What you are asked to do
Which lines have the string "Tamil"? Copy all of them from the entries below.
==================================================
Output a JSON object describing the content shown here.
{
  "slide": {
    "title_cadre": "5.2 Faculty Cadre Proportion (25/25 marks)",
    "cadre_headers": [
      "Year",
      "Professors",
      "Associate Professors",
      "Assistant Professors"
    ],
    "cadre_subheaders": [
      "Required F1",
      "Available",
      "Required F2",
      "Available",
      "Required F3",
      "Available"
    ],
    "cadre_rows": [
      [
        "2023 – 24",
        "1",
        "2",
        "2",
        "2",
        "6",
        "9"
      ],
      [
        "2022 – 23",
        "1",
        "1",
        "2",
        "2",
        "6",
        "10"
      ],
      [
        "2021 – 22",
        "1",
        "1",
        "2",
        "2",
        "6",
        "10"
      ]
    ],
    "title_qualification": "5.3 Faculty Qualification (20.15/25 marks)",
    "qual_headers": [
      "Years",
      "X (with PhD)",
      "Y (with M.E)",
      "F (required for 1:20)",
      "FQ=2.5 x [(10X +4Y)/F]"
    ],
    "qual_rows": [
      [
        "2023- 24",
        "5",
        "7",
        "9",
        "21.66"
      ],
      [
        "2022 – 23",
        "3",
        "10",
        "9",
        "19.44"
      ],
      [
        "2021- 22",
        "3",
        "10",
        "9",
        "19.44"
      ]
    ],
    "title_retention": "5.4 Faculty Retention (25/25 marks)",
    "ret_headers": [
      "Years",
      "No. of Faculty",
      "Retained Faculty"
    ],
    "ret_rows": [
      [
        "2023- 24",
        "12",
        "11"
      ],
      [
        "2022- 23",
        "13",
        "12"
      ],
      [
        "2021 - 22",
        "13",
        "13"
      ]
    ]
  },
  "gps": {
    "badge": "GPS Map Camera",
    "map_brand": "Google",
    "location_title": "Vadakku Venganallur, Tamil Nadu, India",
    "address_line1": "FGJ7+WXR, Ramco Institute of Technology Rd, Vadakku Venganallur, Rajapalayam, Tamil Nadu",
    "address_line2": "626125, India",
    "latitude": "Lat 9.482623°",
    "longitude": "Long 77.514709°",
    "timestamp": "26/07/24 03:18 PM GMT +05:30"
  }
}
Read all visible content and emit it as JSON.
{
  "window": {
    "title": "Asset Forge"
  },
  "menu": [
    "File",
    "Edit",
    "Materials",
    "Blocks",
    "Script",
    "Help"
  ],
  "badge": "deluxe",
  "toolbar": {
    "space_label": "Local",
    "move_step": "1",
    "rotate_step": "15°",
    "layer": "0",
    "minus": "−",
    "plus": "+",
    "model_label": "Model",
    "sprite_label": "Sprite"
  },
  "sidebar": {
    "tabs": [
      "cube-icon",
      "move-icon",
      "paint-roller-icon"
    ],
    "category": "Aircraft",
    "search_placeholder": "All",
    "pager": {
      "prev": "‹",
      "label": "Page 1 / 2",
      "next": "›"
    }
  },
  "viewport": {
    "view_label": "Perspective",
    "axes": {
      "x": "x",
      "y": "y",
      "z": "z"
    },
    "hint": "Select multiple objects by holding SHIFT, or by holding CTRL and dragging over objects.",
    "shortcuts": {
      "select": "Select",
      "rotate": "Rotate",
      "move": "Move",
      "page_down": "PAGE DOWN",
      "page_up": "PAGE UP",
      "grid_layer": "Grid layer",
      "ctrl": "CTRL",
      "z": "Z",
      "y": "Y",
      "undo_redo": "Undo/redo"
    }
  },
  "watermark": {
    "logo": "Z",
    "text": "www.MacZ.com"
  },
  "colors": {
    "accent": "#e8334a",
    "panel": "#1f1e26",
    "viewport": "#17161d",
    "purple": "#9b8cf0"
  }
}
==================================================
Correct output
    "location_title": "Vadakku Venganallur, Tamil Nadu, India",
    "address_line1": "FGJ7+WXR, Ramco Institute of Technology Rd, Vadakku Venganallur, Rajapalayam, Tamil Nadu",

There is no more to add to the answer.